** START OF GIVEN RECORDS **
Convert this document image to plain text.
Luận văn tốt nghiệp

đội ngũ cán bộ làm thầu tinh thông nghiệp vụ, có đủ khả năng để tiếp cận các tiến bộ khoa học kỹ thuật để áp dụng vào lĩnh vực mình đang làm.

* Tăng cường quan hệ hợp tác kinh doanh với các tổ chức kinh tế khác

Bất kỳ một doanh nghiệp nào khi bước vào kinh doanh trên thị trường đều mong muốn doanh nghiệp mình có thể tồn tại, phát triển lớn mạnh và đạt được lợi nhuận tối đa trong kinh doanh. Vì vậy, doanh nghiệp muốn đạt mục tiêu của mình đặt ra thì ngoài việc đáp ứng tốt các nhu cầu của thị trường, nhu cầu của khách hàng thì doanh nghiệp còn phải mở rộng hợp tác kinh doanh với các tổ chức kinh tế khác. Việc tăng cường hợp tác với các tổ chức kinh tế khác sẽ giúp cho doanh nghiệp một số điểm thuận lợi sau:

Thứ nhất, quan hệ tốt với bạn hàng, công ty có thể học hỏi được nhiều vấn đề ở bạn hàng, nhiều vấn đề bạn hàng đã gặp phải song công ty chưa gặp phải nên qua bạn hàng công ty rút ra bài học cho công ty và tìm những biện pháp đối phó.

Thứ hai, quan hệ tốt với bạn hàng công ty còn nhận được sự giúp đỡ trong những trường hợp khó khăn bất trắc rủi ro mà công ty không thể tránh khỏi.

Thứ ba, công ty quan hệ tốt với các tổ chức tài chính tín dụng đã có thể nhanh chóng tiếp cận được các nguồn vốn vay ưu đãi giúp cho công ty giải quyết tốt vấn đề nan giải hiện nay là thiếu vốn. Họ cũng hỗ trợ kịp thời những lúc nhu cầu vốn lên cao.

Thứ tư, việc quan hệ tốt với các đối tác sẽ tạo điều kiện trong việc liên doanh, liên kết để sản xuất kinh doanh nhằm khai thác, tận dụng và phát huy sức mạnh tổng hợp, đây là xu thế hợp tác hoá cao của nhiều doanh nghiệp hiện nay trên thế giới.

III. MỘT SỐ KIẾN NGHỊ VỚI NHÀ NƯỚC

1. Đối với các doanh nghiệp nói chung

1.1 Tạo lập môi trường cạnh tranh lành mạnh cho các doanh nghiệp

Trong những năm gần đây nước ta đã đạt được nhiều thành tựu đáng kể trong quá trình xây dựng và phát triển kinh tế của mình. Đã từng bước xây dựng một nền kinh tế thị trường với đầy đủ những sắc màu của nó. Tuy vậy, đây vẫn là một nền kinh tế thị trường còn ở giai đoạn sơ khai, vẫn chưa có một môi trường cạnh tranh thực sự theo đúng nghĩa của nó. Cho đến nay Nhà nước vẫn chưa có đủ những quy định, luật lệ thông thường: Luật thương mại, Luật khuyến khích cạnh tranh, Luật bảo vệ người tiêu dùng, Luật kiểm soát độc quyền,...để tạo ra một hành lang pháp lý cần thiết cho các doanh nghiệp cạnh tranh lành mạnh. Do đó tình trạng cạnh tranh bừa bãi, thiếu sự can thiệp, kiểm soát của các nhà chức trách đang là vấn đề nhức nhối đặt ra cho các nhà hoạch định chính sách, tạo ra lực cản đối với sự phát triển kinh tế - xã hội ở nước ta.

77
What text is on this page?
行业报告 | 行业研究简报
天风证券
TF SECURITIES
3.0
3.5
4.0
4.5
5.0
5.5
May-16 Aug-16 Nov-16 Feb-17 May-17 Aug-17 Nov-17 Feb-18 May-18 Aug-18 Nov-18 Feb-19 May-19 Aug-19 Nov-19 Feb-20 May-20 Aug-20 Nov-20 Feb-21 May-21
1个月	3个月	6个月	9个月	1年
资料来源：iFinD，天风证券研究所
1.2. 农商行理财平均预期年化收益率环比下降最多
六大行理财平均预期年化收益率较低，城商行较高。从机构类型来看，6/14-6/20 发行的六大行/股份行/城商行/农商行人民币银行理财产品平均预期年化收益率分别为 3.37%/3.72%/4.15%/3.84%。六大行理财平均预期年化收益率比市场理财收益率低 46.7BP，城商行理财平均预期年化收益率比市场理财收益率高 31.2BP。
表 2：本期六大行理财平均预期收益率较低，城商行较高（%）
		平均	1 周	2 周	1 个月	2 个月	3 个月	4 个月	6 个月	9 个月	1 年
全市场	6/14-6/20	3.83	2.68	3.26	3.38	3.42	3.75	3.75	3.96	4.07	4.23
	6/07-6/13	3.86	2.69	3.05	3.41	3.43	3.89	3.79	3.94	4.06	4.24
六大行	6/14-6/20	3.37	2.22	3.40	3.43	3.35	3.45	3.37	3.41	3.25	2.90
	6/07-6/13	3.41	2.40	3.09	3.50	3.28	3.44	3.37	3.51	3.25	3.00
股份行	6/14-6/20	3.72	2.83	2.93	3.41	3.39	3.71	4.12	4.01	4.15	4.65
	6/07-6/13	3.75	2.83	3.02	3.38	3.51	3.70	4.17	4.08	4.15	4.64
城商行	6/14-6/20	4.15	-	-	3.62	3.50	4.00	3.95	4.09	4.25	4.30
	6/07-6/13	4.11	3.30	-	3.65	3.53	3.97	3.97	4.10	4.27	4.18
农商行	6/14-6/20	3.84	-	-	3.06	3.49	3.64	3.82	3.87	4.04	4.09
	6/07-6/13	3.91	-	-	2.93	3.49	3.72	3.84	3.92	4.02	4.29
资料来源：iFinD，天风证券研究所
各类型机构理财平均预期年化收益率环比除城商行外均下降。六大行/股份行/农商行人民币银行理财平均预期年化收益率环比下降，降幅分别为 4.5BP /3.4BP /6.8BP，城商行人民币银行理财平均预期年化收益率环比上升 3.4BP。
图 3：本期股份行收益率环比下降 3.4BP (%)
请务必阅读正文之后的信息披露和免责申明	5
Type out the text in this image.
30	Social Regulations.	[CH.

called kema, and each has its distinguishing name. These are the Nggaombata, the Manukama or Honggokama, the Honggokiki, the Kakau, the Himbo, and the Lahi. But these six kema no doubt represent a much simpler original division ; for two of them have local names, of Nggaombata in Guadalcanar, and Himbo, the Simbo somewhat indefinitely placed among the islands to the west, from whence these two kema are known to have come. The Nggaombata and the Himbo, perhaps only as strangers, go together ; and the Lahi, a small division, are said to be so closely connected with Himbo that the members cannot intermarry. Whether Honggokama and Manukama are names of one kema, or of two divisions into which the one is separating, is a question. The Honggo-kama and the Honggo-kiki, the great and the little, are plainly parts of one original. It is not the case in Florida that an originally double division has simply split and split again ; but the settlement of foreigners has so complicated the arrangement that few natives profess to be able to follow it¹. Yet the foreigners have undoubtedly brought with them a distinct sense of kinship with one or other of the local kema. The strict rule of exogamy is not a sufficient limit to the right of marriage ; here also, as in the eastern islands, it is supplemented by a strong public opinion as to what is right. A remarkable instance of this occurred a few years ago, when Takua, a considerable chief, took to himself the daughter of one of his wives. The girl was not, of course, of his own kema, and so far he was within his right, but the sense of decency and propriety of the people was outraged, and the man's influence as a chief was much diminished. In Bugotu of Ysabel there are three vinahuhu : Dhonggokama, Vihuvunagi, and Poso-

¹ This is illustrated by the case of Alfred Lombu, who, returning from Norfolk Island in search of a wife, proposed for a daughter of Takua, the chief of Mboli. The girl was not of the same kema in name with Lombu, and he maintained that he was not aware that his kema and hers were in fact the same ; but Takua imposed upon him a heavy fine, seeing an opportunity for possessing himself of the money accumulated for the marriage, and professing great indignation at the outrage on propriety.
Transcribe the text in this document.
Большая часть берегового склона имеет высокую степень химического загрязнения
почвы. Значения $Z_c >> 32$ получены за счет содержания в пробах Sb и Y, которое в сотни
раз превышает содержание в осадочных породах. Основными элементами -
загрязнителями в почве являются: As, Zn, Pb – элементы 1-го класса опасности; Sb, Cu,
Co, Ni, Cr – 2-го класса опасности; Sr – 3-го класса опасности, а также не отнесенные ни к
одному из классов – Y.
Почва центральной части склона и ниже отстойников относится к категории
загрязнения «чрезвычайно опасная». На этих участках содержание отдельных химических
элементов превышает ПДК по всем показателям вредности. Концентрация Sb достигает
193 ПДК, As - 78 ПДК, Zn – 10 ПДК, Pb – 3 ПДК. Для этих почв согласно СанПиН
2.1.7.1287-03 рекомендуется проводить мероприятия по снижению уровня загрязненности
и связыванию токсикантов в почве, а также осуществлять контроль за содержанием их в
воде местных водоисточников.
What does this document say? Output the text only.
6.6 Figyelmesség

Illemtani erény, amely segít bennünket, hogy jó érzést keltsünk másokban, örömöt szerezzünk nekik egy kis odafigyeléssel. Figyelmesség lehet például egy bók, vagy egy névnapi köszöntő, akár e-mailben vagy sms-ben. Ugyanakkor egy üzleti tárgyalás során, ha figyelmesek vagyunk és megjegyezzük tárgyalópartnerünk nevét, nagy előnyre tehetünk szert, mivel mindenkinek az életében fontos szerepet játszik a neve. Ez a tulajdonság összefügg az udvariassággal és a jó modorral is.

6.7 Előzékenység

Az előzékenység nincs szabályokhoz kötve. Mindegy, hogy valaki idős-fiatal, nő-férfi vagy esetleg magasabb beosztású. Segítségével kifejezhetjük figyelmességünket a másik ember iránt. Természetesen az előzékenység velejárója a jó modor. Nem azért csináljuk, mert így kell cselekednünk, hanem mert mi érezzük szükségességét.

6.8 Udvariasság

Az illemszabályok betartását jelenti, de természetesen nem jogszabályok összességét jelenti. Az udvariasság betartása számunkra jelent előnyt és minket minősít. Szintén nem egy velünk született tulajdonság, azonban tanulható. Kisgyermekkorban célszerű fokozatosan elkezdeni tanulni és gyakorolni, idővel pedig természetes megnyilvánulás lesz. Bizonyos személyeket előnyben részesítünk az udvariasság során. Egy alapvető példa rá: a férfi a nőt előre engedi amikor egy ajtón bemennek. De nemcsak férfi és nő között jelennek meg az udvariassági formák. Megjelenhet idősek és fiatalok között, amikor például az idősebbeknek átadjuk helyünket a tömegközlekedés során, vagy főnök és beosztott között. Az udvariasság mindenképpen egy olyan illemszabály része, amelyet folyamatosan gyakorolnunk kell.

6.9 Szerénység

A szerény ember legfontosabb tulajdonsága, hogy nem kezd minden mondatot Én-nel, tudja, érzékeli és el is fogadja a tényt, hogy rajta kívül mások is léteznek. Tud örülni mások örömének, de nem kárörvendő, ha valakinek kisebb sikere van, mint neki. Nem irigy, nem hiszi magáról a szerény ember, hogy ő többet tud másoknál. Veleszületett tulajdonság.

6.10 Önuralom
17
** END OF GIVEN RECORDS **
**SHORT TASK**
State the number of lines above that hold the string "chính", with nothing added.

**WRITTEN RESPONSE**
2